Set exercise: Pull out each line of the records holding the string "test".

** begin Material provided **

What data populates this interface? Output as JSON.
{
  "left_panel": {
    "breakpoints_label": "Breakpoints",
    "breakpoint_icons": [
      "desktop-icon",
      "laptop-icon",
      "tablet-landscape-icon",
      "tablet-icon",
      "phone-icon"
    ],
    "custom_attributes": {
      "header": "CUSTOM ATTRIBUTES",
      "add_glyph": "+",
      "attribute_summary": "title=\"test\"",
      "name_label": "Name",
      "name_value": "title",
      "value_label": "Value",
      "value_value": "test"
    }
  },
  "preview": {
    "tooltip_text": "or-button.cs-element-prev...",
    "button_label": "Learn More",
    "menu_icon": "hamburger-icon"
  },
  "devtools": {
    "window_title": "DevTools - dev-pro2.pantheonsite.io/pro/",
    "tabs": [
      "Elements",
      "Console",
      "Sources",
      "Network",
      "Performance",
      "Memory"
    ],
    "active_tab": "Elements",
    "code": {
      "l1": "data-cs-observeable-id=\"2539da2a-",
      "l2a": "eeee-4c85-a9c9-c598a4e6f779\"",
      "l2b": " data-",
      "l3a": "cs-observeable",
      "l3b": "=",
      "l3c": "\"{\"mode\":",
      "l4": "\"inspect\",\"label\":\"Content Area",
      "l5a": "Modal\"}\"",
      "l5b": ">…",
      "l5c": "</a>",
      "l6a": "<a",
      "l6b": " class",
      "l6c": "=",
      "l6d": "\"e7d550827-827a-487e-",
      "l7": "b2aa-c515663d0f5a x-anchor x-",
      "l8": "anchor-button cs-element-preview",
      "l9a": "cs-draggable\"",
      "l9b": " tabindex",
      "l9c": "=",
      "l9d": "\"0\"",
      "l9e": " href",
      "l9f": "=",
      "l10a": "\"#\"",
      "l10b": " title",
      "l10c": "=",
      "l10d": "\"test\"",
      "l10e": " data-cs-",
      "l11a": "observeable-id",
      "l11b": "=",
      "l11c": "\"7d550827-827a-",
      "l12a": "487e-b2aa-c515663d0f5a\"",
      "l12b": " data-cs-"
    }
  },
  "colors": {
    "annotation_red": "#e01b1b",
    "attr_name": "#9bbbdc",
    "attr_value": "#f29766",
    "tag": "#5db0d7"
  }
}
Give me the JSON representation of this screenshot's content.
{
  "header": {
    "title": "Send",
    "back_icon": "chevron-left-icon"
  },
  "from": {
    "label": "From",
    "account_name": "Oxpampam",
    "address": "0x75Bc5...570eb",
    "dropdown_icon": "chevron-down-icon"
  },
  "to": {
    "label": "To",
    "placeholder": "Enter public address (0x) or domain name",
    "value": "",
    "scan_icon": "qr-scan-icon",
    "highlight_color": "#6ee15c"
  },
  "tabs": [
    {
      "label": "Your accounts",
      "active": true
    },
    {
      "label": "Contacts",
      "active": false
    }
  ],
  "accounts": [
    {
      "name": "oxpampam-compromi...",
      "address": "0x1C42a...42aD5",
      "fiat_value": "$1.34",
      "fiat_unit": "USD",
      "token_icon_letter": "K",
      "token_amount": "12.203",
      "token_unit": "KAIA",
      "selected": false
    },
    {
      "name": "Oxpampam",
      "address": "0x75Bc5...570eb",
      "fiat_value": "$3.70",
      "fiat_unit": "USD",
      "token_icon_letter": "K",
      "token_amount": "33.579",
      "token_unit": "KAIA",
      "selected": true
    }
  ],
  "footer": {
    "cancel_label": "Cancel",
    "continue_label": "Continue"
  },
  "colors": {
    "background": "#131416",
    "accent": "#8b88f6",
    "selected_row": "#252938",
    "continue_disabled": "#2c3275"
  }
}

** end Material provided **

Expected answer:
      "attribute_summary": "title=\"test\"",
      "value_value": "test"
      "l10d": "\"test\"",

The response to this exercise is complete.